((
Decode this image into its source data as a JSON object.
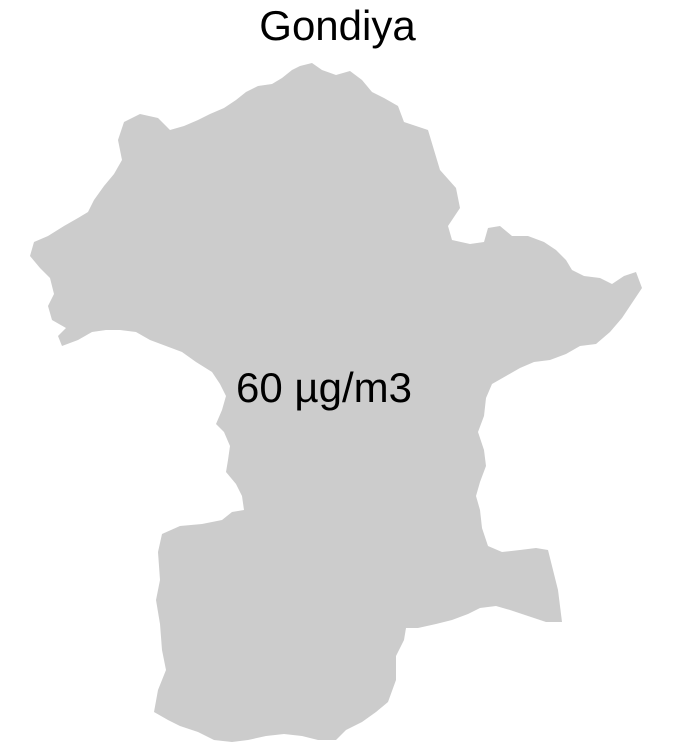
{
  "map": {
    "title": "Gondiya",
    "region_label": "60 µg/m3",
    "fill_color": "#cccccc",
    "background_color": "#ffffff"
  }
}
))
Short exercise |
Each entry should be repeated exactly as it appears; the pictures stay out.

Reply to the task |
Decode this image into its source data as a JSON object.
{
  "map": {
    "title": "Gondiya",
    "region_label": "60 µg/m3",
    "fill_color": "#cccccc",
    "background_color": "#ffffff"
  }
}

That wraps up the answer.